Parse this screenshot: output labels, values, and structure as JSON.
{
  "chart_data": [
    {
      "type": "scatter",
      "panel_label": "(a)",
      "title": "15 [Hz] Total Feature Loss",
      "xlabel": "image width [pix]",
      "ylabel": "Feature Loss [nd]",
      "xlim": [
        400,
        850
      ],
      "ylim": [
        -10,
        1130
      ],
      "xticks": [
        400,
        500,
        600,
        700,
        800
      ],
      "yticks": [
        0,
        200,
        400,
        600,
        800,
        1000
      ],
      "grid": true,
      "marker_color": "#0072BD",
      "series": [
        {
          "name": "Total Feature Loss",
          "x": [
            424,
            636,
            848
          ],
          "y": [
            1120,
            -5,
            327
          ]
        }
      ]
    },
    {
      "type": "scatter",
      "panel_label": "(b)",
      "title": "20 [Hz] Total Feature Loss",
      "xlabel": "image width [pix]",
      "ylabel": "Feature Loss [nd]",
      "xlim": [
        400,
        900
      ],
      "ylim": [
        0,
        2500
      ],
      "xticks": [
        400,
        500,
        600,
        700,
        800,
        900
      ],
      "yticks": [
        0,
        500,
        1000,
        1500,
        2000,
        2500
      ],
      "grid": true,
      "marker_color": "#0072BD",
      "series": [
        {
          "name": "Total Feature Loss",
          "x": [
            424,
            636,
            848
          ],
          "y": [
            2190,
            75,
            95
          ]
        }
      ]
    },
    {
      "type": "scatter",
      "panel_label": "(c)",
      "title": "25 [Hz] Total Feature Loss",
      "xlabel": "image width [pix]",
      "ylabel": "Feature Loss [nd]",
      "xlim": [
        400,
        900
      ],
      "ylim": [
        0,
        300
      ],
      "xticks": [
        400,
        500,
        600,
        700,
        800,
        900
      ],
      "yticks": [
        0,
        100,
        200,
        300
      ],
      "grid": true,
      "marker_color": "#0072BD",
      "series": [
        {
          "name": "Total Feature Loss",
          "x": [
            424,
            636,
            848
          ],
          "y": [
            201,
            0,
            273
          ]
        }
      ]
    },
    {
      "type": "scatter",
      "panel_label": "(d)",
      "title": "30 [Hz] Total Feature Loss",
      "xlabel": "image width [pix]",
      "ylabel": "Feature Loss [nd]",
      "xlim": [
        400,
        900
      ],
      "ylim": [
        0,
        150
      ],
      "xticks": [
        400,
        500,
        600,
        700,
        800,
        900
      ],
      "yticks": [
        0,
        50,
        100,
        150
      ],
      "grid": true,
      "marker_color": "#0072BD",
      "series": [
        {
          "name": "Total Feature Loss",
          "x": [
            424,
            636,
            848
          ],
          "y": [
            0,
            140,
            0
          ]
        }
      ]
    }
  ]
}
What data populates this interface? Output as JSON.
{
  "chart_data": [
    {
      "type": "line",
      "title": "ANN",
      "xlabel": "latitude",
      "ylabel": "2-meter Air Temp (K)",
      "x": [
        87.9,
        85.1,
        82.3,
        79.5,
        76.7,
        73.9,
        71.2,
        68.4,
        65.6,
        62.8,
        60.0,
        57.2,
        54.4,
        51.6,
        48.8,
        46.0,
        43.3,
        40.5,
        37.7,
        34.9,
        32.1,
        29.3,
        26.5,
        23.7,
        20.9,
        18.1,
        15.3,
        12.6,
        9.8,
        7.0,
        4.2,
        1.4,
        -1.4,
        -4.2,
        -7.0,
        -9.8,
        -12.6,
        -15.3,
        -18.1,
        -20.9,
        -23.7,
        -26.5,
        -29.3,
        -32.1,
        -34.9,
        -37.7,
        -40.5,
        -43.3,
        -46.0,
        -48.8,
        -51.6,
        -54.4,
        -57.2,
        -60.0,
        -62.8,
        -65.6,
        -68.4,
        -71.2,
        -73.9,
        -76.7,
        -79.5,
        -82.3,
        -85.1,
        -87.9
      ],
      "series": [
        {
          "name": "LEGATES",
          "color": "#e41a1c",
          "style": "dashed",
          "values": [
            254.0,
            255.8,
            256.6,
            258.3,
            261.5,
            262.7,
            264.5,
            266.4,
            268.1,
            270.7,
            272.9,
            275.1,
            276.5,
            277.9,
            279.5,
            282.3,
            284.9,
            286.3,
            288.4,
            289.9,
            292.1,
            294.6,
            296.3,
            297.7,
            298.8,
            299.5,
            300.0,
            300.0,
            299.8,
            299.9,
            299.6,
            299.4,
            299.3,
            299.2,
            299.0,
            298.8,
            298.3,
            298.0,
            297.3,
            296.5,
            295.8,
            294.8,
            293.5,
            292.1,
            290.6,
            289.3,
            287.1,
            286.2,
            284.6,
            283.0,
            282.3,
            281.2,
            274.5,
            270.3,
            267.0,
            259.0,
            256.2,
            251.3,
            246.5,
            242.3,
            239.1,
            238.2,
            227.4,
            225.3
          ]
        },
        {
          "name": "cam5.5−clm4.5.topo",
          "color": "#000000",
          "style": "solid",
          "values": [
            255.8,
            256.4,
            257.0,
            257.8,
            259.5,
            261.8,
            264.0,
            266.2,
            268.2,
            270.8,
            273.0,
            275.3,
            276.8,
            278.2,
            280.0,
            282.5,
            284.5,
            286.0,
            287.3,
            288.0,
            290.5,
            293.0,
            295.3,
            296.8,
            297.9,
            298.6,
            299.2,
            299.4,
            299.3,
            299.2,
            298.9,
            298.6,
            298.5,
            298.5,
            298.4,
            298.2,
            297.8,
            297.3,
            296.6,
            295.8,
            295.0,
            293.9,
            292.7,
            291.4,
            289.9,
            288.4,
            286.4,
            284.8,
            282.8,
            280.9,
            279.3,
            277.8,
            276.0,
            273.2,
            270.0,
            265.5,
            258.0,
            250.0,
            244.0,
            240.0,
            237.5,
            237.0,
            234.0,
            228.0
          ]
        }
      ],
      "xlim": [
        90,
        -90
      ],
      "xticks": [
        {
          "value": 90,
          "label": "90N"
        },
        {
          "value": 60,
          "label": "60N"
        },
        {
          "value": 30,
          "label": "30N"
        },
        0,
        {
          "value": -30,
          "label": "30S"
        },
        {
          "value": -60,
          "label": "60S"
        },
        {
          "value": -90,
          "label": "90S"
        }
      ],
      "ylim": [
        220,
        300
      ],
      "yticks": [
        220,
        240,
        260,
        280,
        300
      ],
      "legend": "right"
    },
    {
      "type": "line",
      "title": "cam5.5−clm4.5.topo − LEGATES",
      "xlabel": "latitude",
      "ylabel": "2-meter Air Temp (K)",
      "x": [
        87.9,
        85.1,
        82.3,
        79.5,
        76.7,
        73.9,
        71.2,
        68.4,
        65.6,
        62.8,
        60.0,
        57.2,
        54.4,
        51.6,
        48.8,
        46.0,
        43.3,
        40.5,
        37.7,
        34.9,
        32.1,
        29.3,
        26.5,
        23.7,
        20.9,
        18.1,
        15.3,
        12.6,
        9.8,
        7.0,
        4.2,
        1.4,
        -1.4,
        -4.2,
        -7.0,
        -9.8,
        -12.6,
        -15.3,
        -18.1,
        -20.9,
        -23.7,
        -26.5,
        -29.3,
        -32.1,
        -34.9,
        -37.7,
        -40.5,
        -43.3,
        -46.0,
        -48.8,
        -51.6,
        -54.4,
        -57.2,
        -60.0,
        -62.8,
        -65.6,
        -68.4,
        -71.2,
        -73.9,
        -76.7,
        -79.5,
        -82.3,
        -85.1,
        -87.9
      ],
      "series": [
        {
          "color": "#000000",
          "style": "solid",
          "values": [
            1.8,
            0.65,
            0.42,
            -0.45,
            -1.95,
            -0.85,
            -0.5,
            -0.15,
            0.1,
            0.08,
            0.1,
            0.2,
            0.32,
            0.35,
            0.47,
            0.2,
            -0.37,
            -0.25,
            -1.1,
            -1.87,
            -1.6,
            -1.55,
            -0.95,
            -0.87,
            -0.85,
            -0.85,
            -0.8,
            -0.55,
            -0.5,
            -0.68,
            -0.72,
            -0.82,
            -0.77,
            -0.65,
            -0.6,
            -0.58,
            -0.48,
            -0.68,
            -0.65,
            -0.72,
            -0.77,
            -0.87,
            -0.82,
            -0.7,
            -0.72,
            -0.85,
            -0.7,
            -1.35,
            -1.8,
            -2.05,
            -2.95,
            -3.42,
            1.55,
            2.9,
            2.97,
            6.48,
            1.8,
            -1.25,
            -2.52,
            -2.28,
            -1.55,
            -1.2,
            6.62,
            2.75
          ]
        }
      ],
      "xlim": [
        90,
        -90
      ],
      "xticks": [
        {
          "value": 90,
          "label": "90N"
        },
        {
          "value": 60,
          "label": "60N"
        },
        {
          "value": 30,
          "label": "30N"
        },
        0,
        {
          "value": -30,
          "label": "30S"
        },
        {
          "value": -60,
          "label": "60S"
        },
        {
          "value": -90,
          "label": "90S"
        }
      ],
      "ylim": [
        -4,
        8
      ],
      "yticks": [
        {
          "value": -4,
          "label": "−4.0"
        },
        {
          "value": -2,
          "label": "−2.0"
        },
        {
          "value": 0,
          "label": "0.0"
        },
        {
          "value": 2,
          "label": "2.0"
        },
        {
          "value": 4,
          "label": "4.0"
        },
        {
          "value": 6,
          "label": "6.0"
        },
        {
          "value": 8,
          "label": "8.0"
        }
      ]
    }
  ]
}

################

_Exercise_
Review the material and copy each line in which the word "LEGATES" appears.

_The response_
          "name": "LEGATES",
      "title": "cam5.5−clm4.5.topo − LEGATES",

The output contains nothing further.